▶ [THE PROBLEM]: Beneath this sentence is a listing. Return its lines from the one containing "Output a JSON" through the last, exactly, and omit the pictures.

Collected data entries
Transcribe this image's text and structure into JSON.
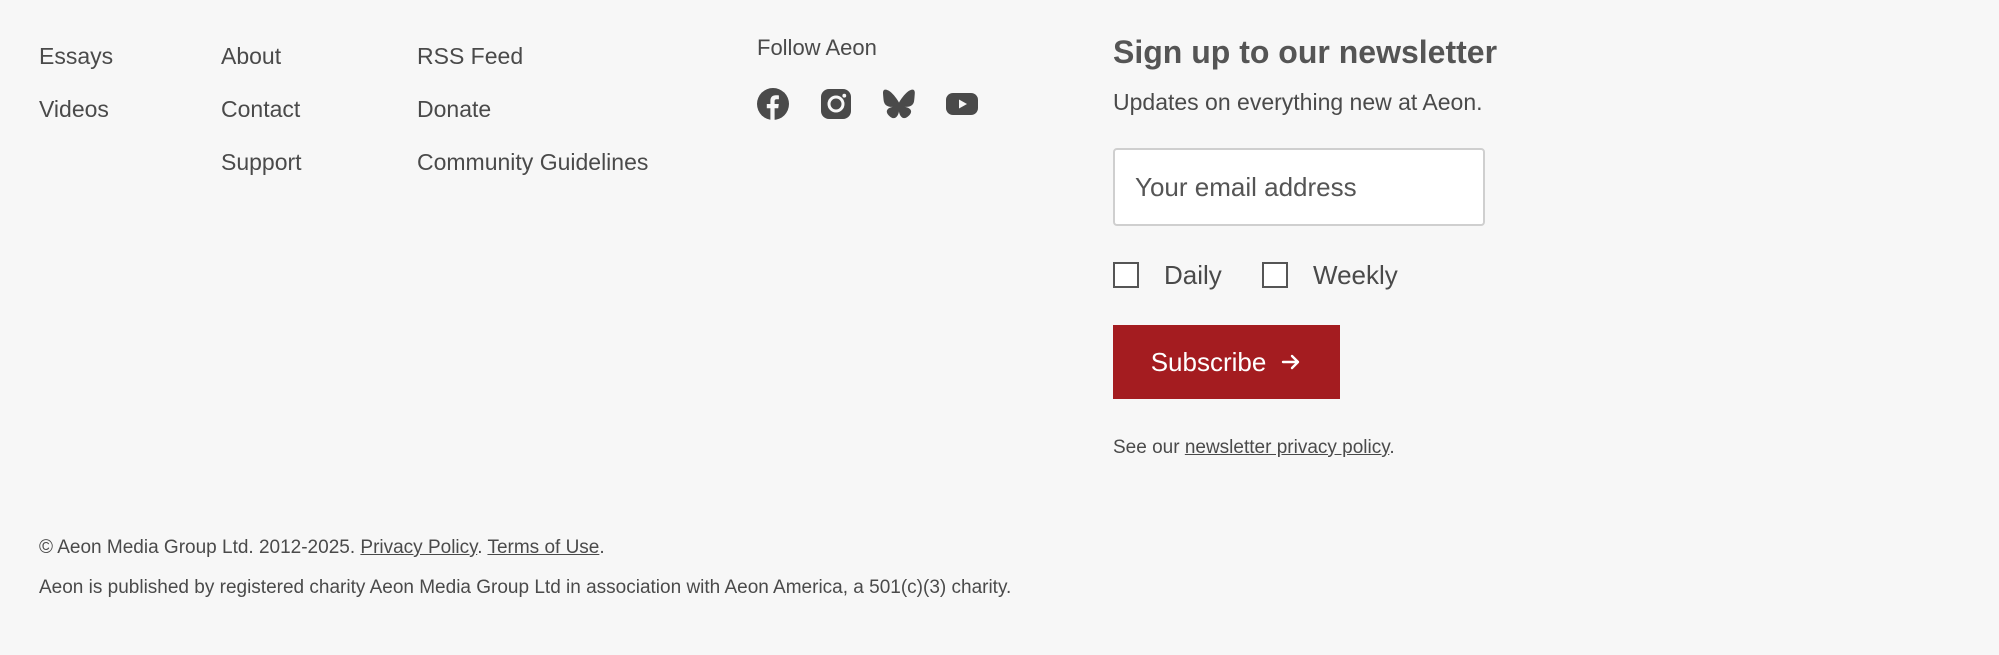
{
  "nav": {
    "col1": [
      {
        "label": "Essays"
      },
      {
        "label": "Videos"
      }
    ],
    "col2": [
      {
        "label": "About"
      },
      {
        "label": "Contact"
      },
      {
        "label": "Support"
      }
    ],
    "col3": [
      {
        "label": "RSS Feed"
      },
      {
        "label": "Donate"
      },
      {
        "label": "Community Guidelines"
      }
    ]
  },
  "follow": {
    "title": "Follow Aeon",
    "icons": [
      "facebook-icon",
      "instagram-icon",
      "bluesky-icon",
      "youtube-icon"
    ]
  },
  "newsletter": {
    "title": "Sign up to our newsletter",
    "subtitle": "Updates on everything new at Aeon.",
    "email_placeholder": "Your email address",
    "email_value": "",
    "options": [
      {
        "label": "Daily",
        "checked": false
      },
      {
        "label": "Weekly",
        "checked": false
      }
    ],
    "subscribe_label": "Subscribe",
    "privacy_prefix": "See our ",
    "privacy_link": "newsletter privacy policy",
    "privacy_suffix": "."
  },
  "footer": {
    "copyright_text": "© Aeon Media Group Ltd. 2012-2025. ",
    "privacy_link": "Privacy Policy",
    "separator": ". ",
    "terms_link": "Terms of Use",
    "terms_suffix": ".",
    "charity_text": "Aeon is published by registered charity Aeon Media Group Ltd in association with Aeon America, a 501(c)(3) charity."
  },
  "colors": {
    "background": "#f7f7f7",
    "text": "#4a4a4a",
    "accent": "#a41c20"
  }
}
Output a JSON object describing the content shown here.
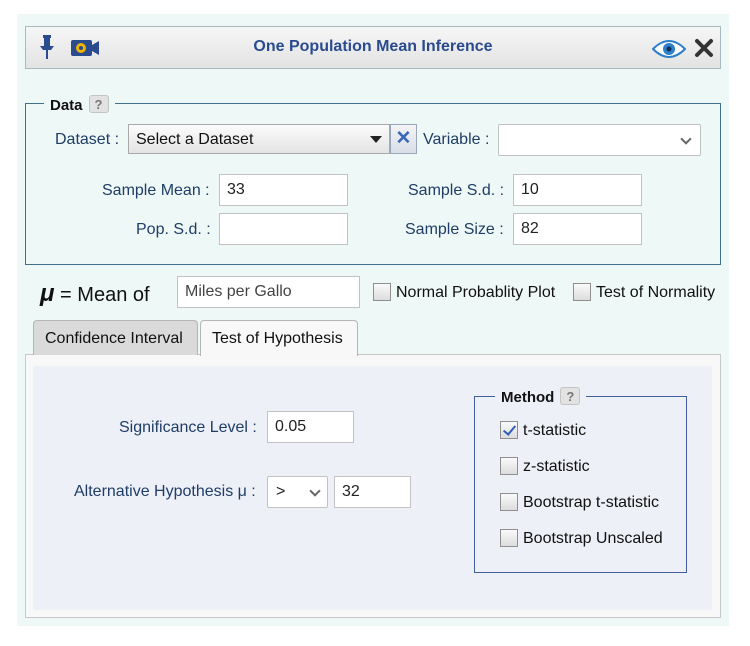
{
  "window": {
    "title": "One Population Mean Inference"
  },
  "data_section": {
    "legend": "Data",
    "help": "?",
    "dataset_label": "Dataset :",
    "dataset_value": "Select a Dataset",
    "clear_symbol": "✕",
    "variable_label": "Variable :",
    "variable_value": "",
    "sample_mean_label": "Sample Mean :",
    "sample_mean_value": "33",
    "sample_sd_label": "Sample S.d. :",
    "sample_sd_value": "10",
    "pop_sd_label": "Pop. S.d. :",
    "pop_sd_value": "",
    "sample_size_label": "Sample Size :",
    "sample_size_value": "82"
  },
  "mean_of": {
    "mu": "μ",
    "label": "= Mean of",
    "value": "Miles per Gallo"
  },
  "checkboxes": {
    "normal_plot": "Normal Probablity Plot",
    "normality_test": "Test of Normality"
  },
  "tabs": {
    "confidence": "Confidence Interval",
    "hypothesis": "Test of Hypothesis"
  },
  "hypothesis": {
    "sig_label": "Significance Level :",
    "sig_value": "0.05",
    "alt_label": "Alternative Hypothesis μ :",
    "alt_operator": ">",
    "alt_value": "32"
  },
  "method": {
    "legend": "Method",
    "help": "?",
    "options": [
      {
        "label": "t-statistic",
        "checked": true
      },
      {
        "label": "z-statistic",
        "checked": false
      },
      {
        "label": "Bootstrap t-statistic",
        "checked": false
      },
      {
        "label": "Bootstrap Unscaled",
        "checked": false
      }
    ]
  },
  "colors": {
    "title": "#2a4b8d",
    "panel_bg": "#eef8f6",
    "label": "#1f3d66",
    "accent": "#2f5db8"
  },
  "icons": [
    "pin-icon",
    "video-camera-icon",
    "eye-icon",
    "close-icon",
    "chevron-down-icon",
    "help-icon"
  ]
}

▶ [TASK ANSWER]:
Output a JSON object describing the content shown here.
{
  "window": {
    "title": "One Population Mean Inference"
  },
  "data_section": {
    "legend": "Data",
    "help": "?",
    "dataset_label": "Dataset :",
    "dataset_value": "Select a Dataset",
    "clear_symbol": "✕",
    "variable_label": "Variable :",
    "variable_value": "",
    "sample_mean_label": "Sample Mean :",
    "sample_mean_value": "33",
    "sample_sd_label": "Sample S.d. :",
    "sample_sd_value": "10",
    "pop_sd_label": "Pop. S.d. :",
    "pop_sd_value": "",
    "sample_size_label": "Sample Size :",
    "sample_size_value": "82"
  },
  "mean_of": {
    "mu": "μ",
    "label": "= Mean of",
    "value": "Miles per Gallo"
  },
  "checkboxes": {
    "normal_plot": "Normal Probablity Plot",
    "normality_test": "Test of Normality"
  },
  "tabs": {
    "confidence": "Confidence Interval",
    "hypothesis": "Test of Hypothesis"
  },
  "hypothesis": {
    "sig_label": "Significance Level :",
    "sig_value": "0.05",
    "alt_label": "Alternative Hypothesis μ :",
    "alt_operator": ">",
    "alt_value": "32"
  },
  "method": {
    "legend": "Method",
    "help": "?",
    "options": [
      {
        "label": "t-statistic",
        "checked": true
      },
      {
        "label": "z-statistic",
        "checked": false
      },
      {
        "label": "Bootstrap t-statistic",
        "checked": false
      },
      {
        "label": "Bootstrap Unscaled",
        "checked": false
      }
    ]
  },
  "colors": {
    "title": "#2a4b8d",
    "panel_bg": "#eef8f6",
    "label": "#1f3d66",
    "accent": "#2f5db8"
  },
  "icons": [
    "pin-icon",
    "video-camera-icon",
    "eye-icon",
    "close-icon",
    "chevron-down-icon",
    "help-icon"
  ]
}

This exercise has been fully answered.